Rows from a dataset:
——

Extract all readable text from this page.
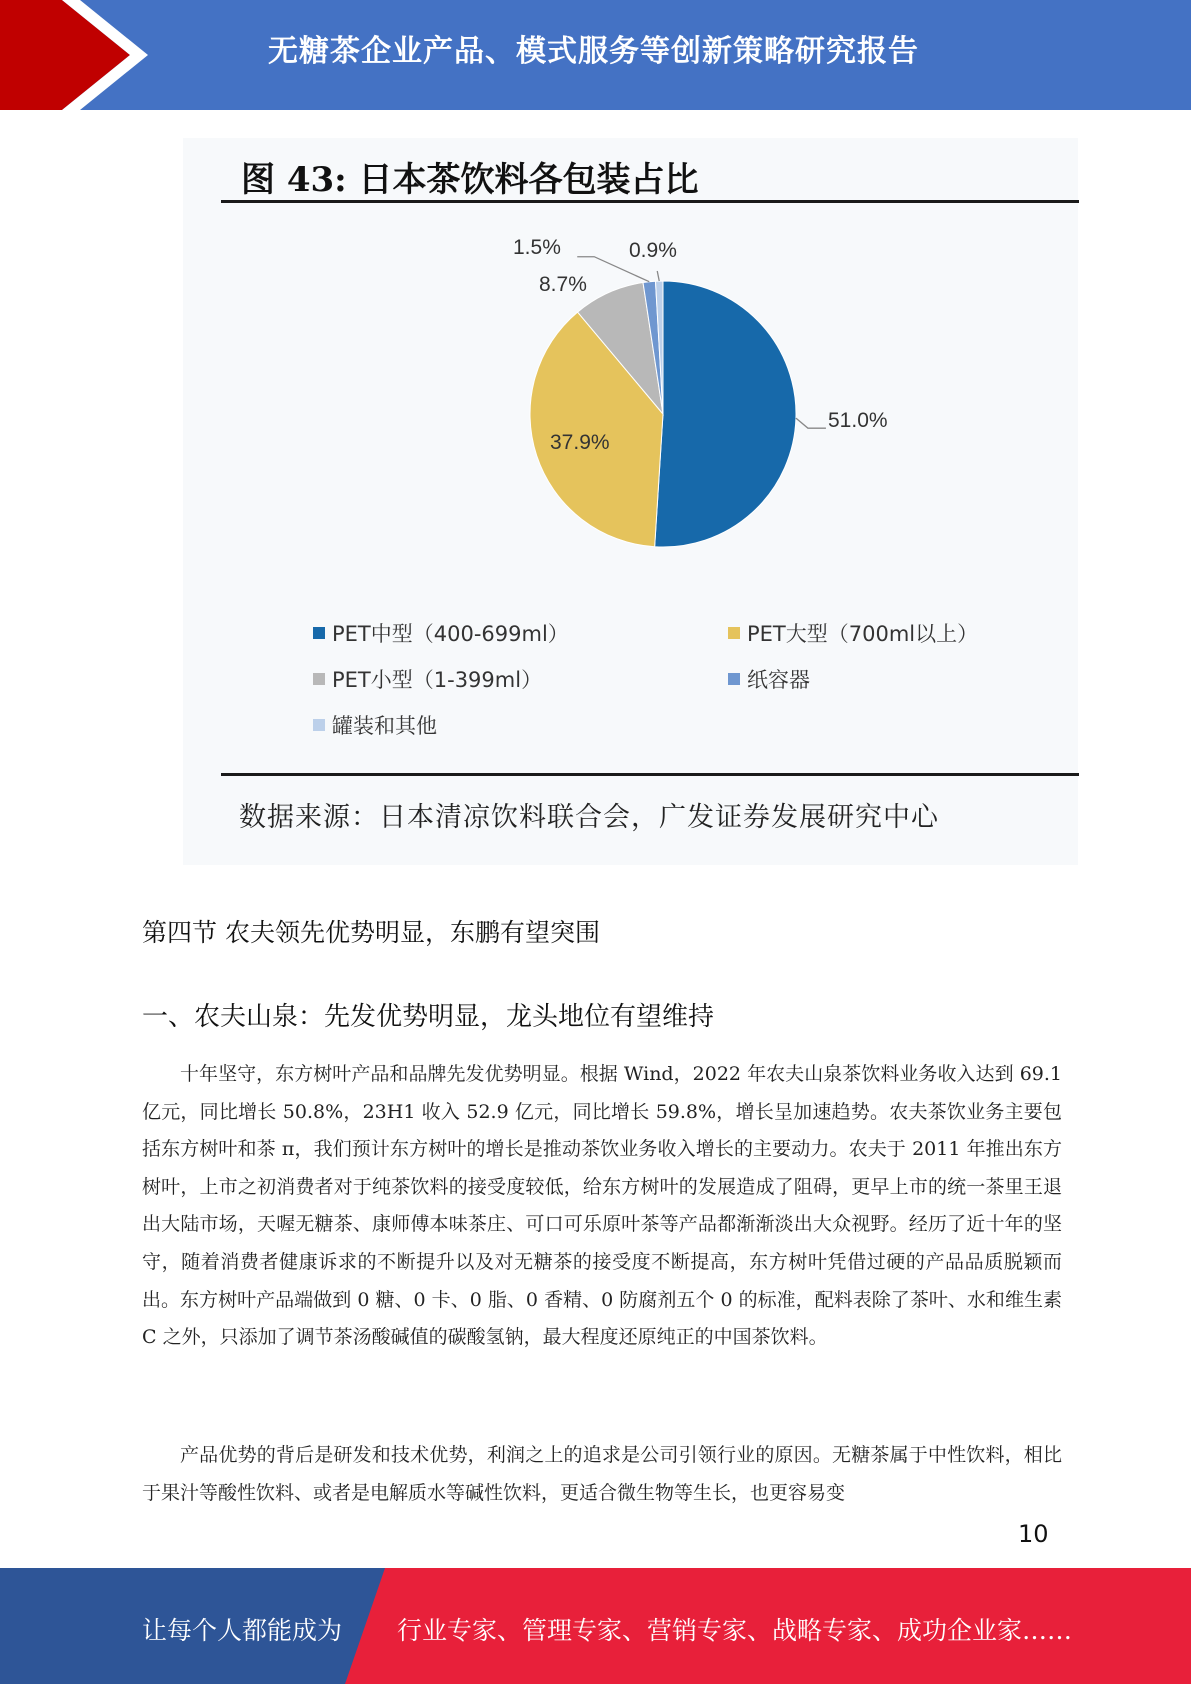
无糖茶企业产品、模式服务等创新策略研究报告
图 43: 日本茶饮料各包装占比
51.0%
37.9%
8.7%
1.5%	0.9%
PET中型（400-699ml）	PET大型（700ml以上）
PET小型（1-399ml）	纸容器
罐装和其他
数据来源：日本清凉饮料联合会，广发证券发展研究中心
第四节 农夫领先优势明显，东鹏有望突围
一、农夫山泉：先发优势明显，龙头地位有望维持

十年坚守，东方树叶产品和品牌先发优势明显。根据 Wind，2022 年农夫山泉茶饮料业务收入达到 69.1 亿元，同比增长 50.8%，23H1 收入 52.9 亿元，同比增长 59.8%，增长呈加速趋势。农夫茶饮业务主要包括东方树叶和茶 π，我们预计东方树叶的增长是推动茶饮业务收入增长的主要动力。农夫于 2011 年推出东方树叶，上市之初消费者对于纯茶饮料的接受度较低，给东方树叶的发展造成了阻碍，更早上市的统一茶里王退出大陆市场，天喔无糖茶、康师傅本味茶庄、可口可乐原叶茶等产品都渐渐淡出大众视野。经历了近十年的坚守，随着消费者健康诉求的不断提升以及对无糖茶的接受度不断提高，东方树叶凭借过硬的产品品质脱颖而出。东方树叶产品端做到 0 糖、0 卡、0 脂、0 香精、0 防腐剂五个 0 的标准，配料表除了茶叶、水和维生素 C 之外，只添加了调节茶汤酸碱值的碳酸氢钠，最大程度还原纯正的中国茶饮料。

产品优势的背后是研发和技术优势，利润之上的追求是公司引领行业的原因。无糖茶属于中性饮料，相比于果汁等酸性饮料、或者是电解质水等碱性饮料，更适合微生物等生长，也更容易变

10
让每个人都能成为 行业专家、管理专家、营销专家、战略专家、成功企业家……
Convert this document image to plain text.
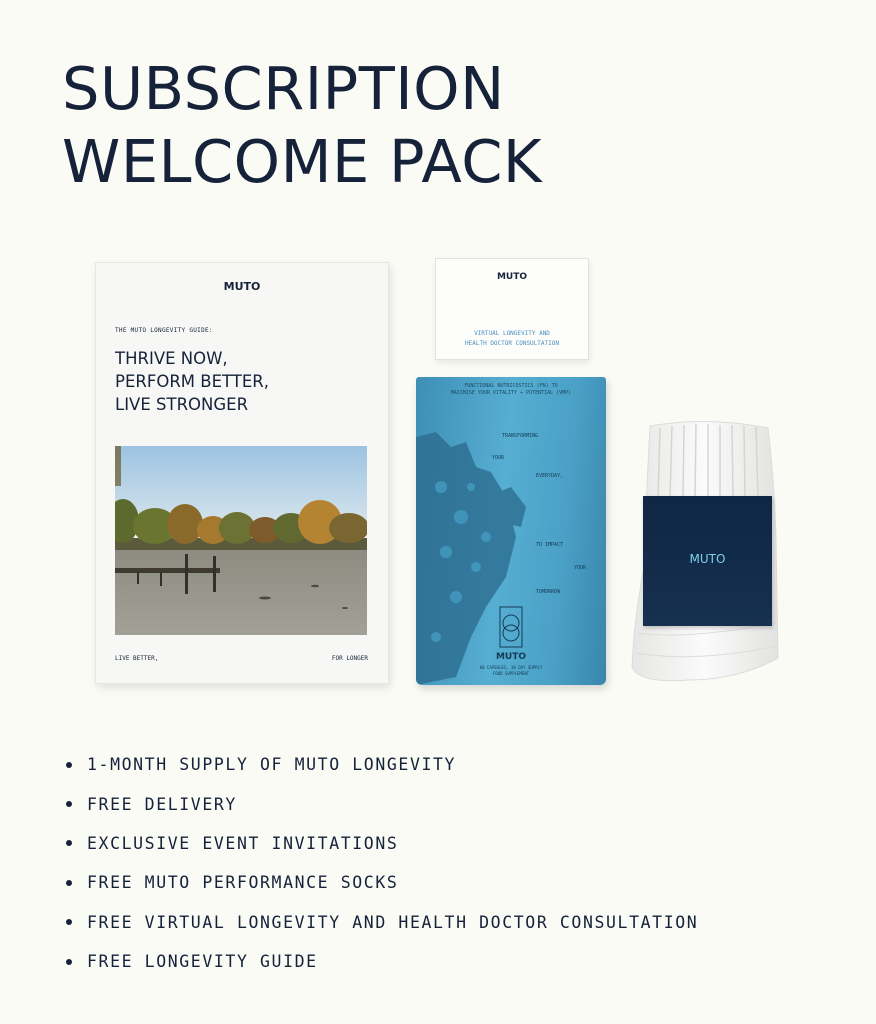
SUBSCRIPTION
WELCOME PACK
MUTO
THE MUTO LONGEVITY GUIDE:
THRIVE NOW,
PERFORM BETTER,
LIVE STRONGER
LIVE BETTER,	FOR LONGER
MUTO
VIRTUAL LONGEVITY AND
HEALTH DOCTOR CONSULTATION
FUNCTIONAL NUTRICOSTICS (FN) TO
MAXIMISE YOUR VITALITY + POTENTIAL (VMP)
TRANSFORMING
YOUR
EVERYDAY,
TO IMPACT
YOUR
TOMORROW
MUTO
60 CAPSULES, 30 DAY SUPPLY
FOOD SUPPLEMENT
MUTO
1-MONTH SUPPLY OF MUTO LONGEVITY
FREE DELIVERY
EXCLUSIVE EVENT INVITATIONS
FREE MUTO PERFORMANCE SOCKS
FREE VIRTUAL LONGEVITY AND HEALTH DOCTOR CONSULTATION
FREE LONGEVITY GUIDE
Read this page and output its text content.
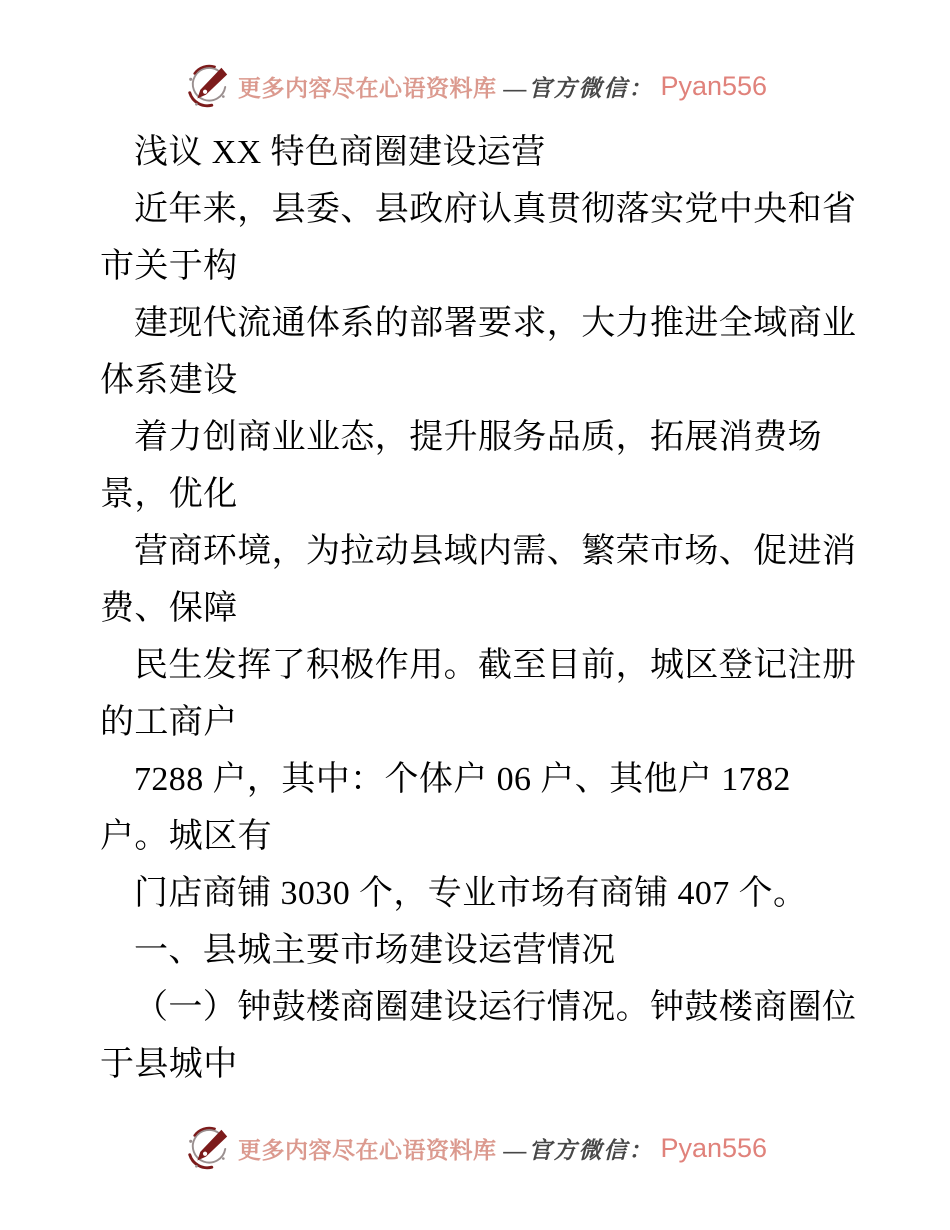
更多内容尽在心语资料库 —官方微信： Pyan556
浅议 XX 特色商圈建设运营
近年来，县委、县政府认真贯彻落实党中央和省
市关于构
建现代流通体系的部署要求，大力推进全域商业
体系建设
着力创商业业态，提升服务品质，拓展消费场
景，优化
营商环境，为拉动县域内需、繁荣市场、促进消
费、保障
民生发挥了积极作用。截至目前，城区登记注册
的工商户
7288 户，其中：个体户 06 户、其他户 1782
户。城区有
门店商铺 3030 个，专业市场有商铺 407 个。
一、县城主要市场建设运营情况
（一）钟鼓楼商圈建设运行情况。钟鼓楼商圈位
于县城中
更多内容尽在心语资料库 —官方微信： Pyan556
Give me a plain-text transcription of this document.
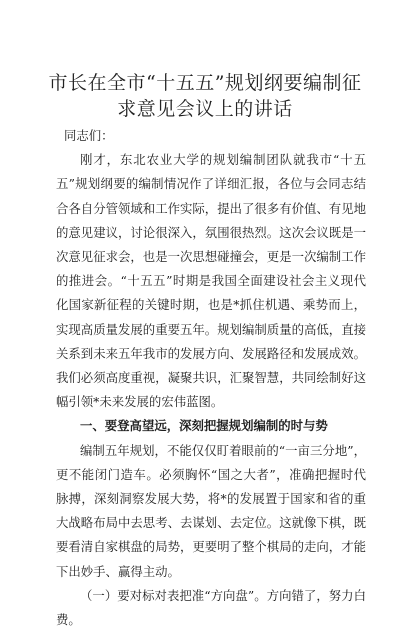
市长在全市“十五五”规划纲要编制征求意见会议上的讲话

同志们：

刚才，东北农业大学的规划编制团队就我市“十五五”规划纲要的编制情况作了详细汇报，各位与会同志结合各自分管领域和工作实际，提出了很多有价值、有见地的意见建议，讨论很深入，氛围很热烈。这次会议既是一次意见征求会，也是一次思想碰撞会，更是一次编制工作的推进会。“十五五”时期是我国全面建设社会主义现代化国家新征程的关键时期，也是*抓住机遇、乘势而上，实现高质量发展的重要五年。规划编制质量的高低，直接关系到未来五年我市的发展方向、发展路径和发展成效。我们必须高度重视，凝聚共识，汇聚智慧，共同绘制好这幅引领*未来发展的宏伟蓝图。

一、要登高望远，深刻把握规划编制的时与势

编制五年规划，不能仅仅盯着眼前的“一亩三分地”，更不能闭门造车。必须胸怀“国之大者”，准确把握时代脉搏，深刻洞察发展大势，将*的发展置于国家和省的重大战略布局中去思考、去谋划、去定位。这就像下棋，既要看清自家棋盘的局势，更要明了整个棋局的走向，才能下出妙手、赢得主动。

（一）要对标对表把准“方向盘”。方向错了，努力白费。
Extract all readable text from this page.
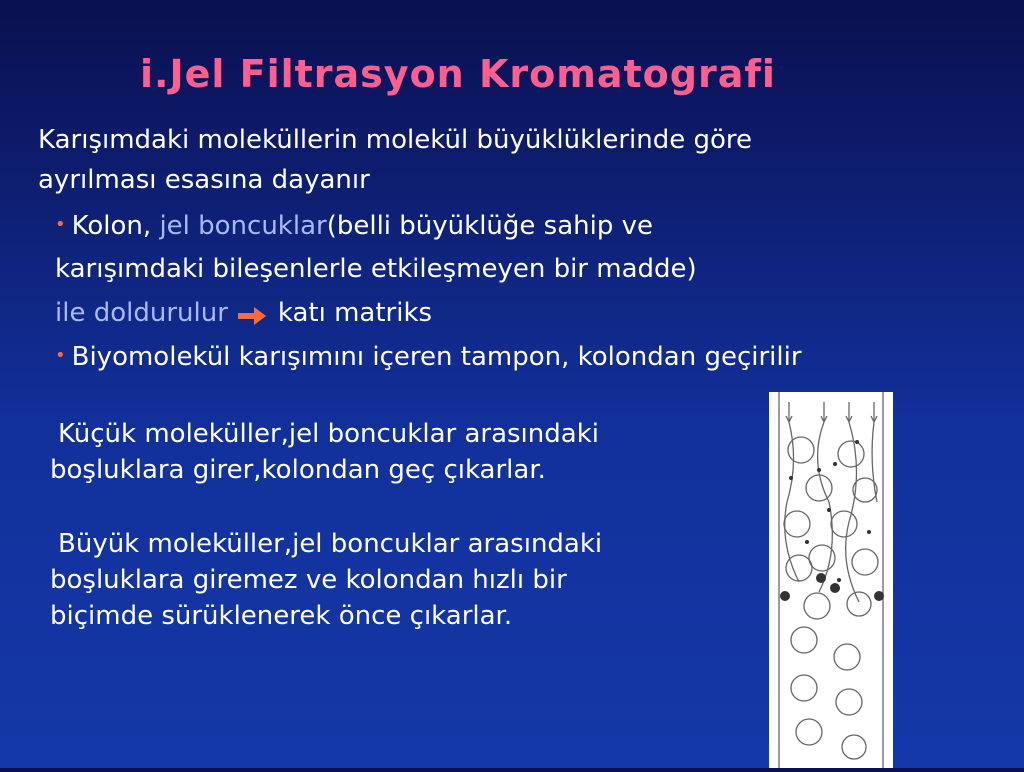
i.Jel Filtrasyon Kromatografi
Karışımdaki moleküllerin molekül büyüklüklerinde göre
ayrılması esasına dayanır
• Kolon, jel boncuklar(belli büyüklüğe sahip ve
karışımdaki bileşenlerle etkileşmeyen bir madde)
ile doldurulur katı matriks
• Biyomolekül karışımını içeren tampon, kolondan geçirilir
Küçük moleküller,jel boncuklar arasındaki
boşluklara girer,kolondan geç çıkarlar.
Büyük moleküller,jel boncuklar arasındaki
boşluklara giremez ve kolondan hızlı bir
biçimde sürüklenerek önce çıkarlar.
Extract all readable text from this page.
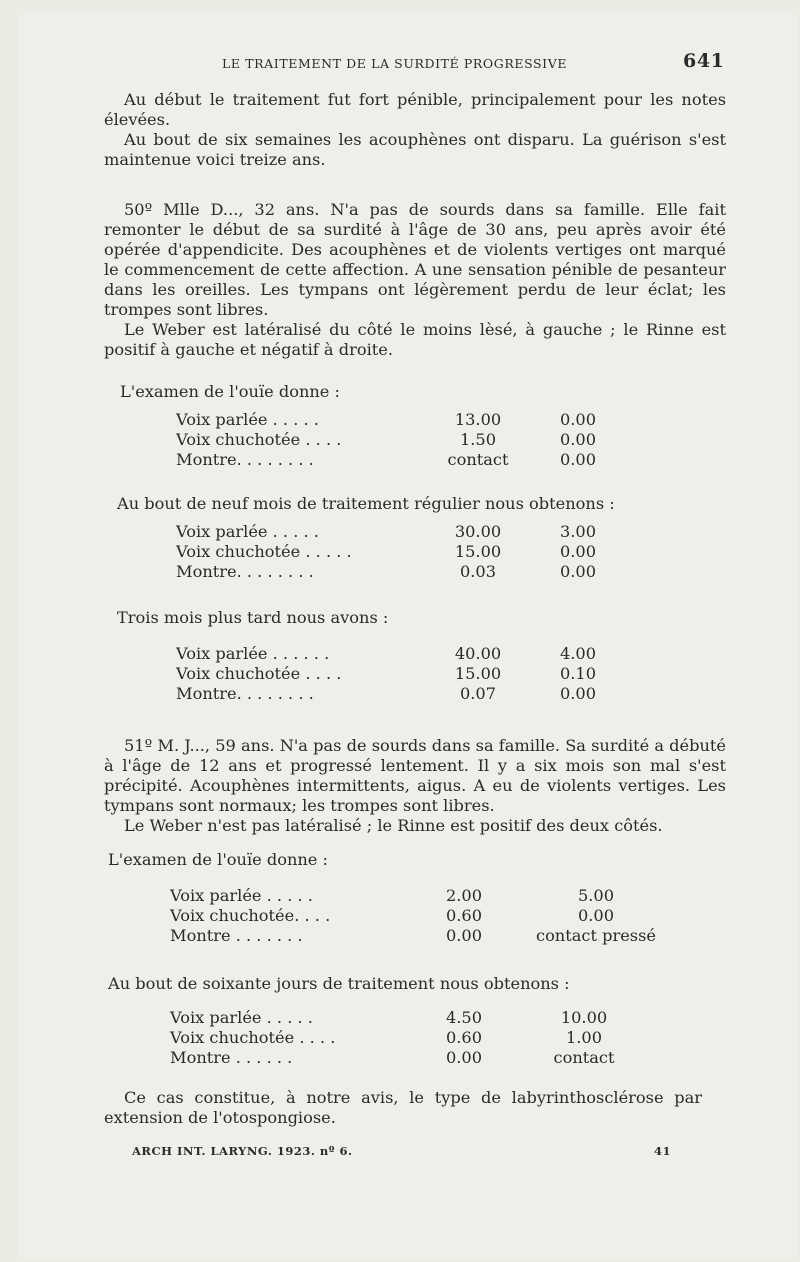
LE TRAITEMENT DE LA SURDITÉ PROGRESSIVE	641

Au début le traitement fut fort pénible, principalement pour les notes élevées.

Au bout de six semaines les acouphènes ont disparu. La guérison s'est maintenue voici treize ans.

50º Mlle D..., 32 ans. N'a pas de sourds dans sa famille. Elle fait remonter le début de sa surdité à l'âge de 30 ans, peu après avoir été opérée d'appendicite. Des acouphènes et de violents vertiges ont marqué le commencement de cette affection. A une sensation pénible de pesanteur dans les oreilles. Les tympans ont légèrement perdu de leur éclat; les trompes sont libres.

Le Weber est latéralisé du côté le moins lèsé, à gauche ; le Rinne est positif à gauche et négatif à droite.

L'examen de l'ouïe donne :
Voix parlée . . . . .	13.00	0.00
Voix chuchotée . . . .	1.50	0.00
Montre. . . . . . . .	contact	0.00
Au bout de neuf mois de traitement régulier nous obtenons :
Voix parlée . . . . .	30.00	3.00
Voix chuchotée . . . . .	15.00	0.00
Montre. . . . . . . .	0.03	0.00
Trois mois plus tard nous avons :
Voix parlée . . . . . .	40.00	4.00
Voix chuchotée . . . .	15.00	0.10
Montre. . . . . . . .	0.07	0.00

51º M. J..., 59 ans. N'a pas de sourds dans sa famille. Sa surdité a débuté à l'âge de 12 ans et progressé lentement. Il y a six mois son mal s'est précipité. Acouphènes intermittents, aigus. A eu de violents vertiges. Les tympans sont normaux; les trompes sont libres.

Le Weber n'est pas latéralisé ; le Rinne est positif des deux côtés.

L'examen de l'ouïe donne :
Voix parlée . . . . .	2.00	5.00
Voix chuchotée. . . .	0.60	0.00
Montre . . . . . . .	0.00	contact pressé
Au bout de soixante jours de traitement nous obtenons :
Voix parlée . . . . .	4.50	10.00
Voix chuchotée . . . .	0.60	1.00
Montre . . . . . .	0.00	contact

Ce cas constitue, à notre avis, le type de labyrinthosclérose par extension de l'otospongiose.

ARCH INT. LARYNG. 1923. nº 6.	41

——

- [REQUIRED TASK] Locate the string "contact" in the listing above and copy every line where it occurs.

- [WRITTEN SOLUTION]
Montre. . . . . . . .	contact	0.00
Montre . . . . . . .	0.00	contact pressé
Montre . . . . . .	0.00	contact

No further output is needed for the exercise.